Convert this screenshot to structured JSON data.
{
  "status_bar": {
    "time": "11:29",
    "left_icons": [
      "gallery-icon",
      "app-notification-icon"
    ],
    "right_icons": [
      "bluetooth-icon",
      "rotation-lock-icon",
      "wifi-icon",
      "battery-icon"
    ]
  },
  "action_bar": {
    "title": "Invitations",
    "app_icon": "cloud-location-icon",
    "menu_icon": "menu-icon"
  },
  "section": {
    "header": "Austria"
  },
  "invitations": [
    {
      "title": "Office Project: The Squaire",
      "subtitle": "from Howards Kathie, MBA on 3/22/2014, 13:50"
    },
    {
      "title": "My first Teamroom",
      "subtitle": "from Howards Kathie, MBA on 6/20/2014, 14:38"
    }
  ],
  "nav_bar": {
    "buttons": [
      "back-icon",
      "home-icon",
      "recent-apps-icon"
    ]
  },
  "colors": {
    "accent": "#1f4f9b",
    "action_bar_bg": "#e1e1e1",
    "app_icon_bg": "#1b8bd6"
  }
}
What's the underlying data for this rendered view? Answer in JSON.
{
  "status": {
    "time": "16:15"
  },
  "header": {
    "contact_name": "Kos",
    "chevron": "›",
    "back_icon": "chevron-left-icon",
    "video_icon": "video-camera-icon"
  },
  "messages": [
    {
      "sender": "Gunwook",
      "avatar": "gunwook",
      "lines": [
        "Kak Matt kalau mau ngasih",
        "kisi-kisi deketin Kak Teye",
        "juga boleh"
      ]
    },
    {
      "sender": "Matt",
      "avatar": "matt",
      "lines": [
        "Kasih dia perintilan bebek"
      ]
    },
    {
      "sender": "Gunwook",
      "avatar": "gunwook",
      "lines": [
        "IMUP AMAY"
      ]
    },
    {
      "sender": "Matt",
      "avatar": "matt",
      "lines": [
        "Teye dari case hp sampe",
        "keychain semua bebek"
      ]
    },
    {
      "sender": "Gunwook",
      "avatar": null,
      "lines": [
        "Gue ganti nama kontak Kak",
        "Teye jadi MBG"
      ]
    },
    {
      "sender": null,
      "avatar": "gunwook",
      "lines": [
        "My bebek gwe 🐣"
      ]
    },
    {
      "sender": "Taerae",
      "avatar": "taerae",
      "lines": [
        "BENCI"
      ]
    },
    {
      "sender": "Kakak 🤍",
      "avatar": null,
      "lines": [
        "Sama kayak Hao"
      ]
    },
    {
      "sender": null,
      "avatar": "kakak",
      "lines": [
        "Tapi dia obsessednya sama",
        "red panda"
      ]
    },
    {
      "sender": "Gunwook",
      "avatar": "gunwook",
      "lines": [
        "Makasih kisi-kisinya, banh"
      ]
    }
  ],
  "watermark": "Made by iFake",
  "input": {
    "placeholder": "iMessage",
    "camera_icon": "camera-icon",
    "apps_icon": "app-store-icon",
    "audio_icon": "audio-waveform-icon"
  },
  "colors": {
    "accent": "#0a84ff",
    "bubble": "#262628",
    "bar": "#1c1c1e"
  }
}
□ □ □ □ □
Print the whole listing exactly as it is.

Convert this screenshot to structured JSON data.
{
  "status_bar": {
    "time": "11:29",
    "left_icons": [
      "gallery-icon",
      "app-notification-icon"
    ],
    "right_icons": [
      "bluetooth-icon",
      "rotation-lock-icon",
      "wifi-icon",
      "battery-icon"
    ]
  },
  "action_bar": {
    "title": "Invitations",
    "app_icon": "cloud-location-icon",
    "menu_icon": "menu-icon"
  },
  "section": {
    "header": "Austria"
  },
  "invitations": [
    {
      "title": "Office Project: The Squaire",
      "subtitle": "from Howards Kathie, MBA on 3/22/2014, 13:50"
    },
    {
      "title": "My first Teamroom",
      "subtitle": "from Howards Kathie, MBA on 6/20/2014, 14:38"
    }
  ],
  "nav_bar": {
    "buttons": [
      "back-icon",
      "home-icon",
      "recent-apps-icon"
    ]
  },
  "colors": {
    "accent": "#1f4f9b",
    "action_bar_bg": "#e1e1e1",
    "app_icon_bg": "#1b8bd6"
  }
}
What's the underlying data for this rendered view? Answer in JSON.
{
  "status": {
    "time": "16:15"
  },
  "header": {
    "contact_name": "Kos",
    "chevron": "›",
    "back_icon": "chevron-left-icon",
    "video_icon": "video-camera-icon"
  },
  "messages": [
    {
      "sender": "Gunwook",
      "avatar": "gunwook",
      "lines": [
        "Kak Matt kalau mau ngasih",
        "kisi-kisi deketin Kak Teye",
        "juga boleh"
      ]
    },
    {
      "sender": "Matt",
      "avatar": "matt",
      "lines": [
        "Kasih dia perintilan bebek"
      ]
    },
    {
      "sender": "Gunwook",
      "avatar": "gunwook",
      "lines": [
        "IMUP AMAY"
      ]
    },
    {
      "sender": "Matt",
      "avatar": "matt",
      "lines": [
        "Teye dari case hp sampe",
        "keychain semua bebek"
      ]
    },
    {
      "sender": "Gunwook",
      "avatar": null,
      "lines": [
        "Gue ganti nama kontak Kak",
        "Teye jadi MBG"
      ]
    },
    {
      "sender": null,
      "avatar": "gunwook",
      "lines": [
        "My bebek gwe 🐣"
      ]
    },
    {
      "sender": "Taerae",
      "avatar": "taerae",
      "lines": [
        "BENCI"
      ]
    },
    {
      "sender": "Kakak 🤍",
      "avatar": null,
      "lines": [
        "Sama kayak Hao"
      ]
    },
    {
      "sender": null,
      "avatar": "kakak",
      "lines": [
        "Tapi dia obsessednya sama",
        "red panda"
      ]
    },
    {
      "sender": "Gunwook",
      "avatar": "gunwook",
      "lines": [
        "Makasih kisi-kisinya, banh"
      ]
    }
  ],
  "watermark": "Made by iFake",
  "input": {
    "placeholder": "iMessage",
    "camera_icon": "camera-icon",
    "apps_icon": "app-store-icon",
    "audio_icon": "audio-waveform-icon"
  },
  "colors": {
    "accent": "#0a84ff",
    "bubble": "#262628",
    "bar": "#1c1c1e"
  }
}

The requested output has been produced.